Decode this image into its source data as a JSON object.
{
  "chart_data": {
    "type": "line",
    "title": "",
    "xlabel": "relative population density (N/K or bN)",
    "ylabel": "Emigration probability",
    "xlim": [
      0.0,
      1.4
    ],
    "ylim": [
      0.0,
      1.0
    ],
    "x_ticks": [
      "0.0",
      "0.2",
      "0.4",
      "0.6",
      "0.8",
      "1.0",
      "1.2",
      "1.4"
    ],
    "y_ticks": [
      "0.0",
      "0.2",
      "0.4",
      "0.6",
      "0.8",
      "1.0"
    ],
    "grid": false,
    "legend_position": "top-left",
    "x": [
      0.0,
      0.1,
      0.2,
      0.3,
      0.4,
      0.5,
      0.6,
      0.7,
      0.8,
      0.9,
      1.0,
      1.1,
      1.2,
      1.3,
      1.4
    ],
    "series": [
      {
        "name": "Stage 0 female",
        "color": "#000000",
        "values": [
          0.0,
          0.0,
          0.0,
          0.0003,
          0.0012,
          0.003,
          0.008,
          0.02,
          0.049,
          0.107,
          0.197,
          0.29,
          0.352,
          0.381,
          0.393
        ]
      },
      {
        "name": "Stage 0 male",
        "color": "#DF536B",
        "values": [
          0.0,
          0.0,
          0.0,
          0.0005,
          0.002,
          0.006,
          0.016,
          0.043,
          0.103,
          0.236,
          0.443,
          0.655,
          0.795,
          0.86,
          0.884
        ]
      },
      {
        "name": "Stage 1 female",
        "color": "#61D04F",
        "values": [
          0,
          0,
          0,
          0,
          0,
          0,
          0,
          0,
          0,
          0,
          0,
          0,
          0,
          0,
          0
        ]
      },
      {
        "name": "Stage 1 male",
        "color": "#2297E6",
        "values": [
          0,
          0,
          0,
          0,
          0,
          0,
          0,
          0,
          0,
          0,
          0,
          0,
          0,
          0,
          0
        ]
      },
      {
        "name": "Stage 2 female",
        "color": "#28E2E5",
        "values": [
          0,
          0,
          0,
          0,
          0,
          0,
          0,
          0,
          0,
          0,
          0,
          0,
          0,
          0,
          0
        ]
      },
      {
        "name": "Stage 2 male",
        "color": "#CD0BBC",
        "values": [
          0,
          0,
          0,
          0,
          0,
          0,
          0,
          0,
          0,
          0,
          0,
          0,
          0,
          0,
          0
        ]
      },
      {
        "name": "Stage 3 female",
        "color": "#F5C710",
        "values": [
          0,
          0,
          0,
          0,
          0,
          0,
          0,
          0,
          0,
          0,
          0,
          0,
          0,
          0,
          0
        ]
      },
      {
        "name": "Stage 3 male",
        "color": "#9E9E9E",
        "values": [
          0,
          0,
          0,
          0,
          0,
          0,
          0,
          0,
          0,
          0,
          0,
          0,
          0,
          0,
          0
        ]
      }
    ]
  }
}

----

Prompt:
Write the entire listing out again, word for word.

Result below:
Decode this image into its source data as a JSON object.
{
  "chart_data": {
    "type": "line",
    "title": "",
    "xlabel": "relative population density (N/K or bN)",
    "ylabel": "Emigration probability",
    "xlim": [
      0.0,
      1.4
    ],
    "ylim": [
      0.0,
      1.0
    ],
    "x_ticks": [
      "0.0",
      "0.2",
      "0.4",
      "0.6",
      "0.8",
      "1.0",
      "1.2",
      "1.4"
    ],
    "y_ticks": [
      "0.0",
      "0.2",
      "0.4",
      "0.6",
      "0.8",
      "1.0"
    ],
    "grid": false,
    "legend_position": "top-left",
    "x": [
      0.0,
      0.1,
      0.2,
      0.3,
      0.4,
      0.5,
      0.6,
      0.7,
      0.8,
      0.9,
      1.0,
      1.1,
      1.2,
      1.3,
      1.4
    ],
    "series": [
      {
        "name": "Stage 0 female",
        "color": "#000000",
        "values": [
          0.0,
          0.0,
          0.0,
          0.0003,
          0.0012,
          0.003,
          0.008,
          0.02,
          0.049,
          0.107,
          0.197,
          0.29,
          0.352,
          0.381,
          0.393
        ]
      },
      {
        "name": "Stage 0 male",
        "color": "#DF536B",
        "values": [
          0.0,
          0.0,
          0.0,
          0.0005,
          0.002,
          0.006,
          0.016,
          0.043,
          0.103,
          0.236,
          0.443,
          0.655,
          0.795,
          0.86,
          0.884
        ]
      },
      {
        "name": "Stage 1 female",
        "color": "#61D04F",
        "values": [
          0,
          0,
          0,
          0,
          0,
          0,
          0,
          0,
          0,
          0,
          0,
          0,
          0,
          0,
          0
        ]
      },
      {
        "name": "Stage 1 male",
        "color": "#2297E6",
        "values": [
          0,
          0,
          0,
          0,
          0,
          0,
          0,
          0,
          0,
          0,
          0,
          0,
          0,
          0,
          0
        ]
      },
      {
        "name": "Stage 2 female",
        "color": "#28E2E5",
        "values": [
          0,
          0,
          0,
          0,
          0,
          0,
          0,
          0,
          0,
          0,
          0,
          0,
          0,
          0,
          0
        ]
      },
      {
        "name": "Stage 2 male",
        "color": "#CD0BBC",
        "values": [
          0,
          0,
          0,
          0,
          0,
          0,
          0,
          0,
          0,
          0,
          0,
          0,
          0,
          0,
          0
        ]
      },
      {
        "name": "Stage 3 female",
        "color": "#F5C710",
        "values": [
          0,
          0,
          0,
          0,
          0,
          0,
          0,
          0,
          0,
          0,
          0,
          0,
          0,
          0,
          0
        ]
      },
      {
        "name": "Stage 3 male",
        "color": "#9E9E9E",
        "values": [
          0,
          0,
          0,
          0,
          0,
          0,
          0,
          0,
          0,
          0,
          0,
          0,
          0,
          0,
          0
        ]
      }
    ]
  }
}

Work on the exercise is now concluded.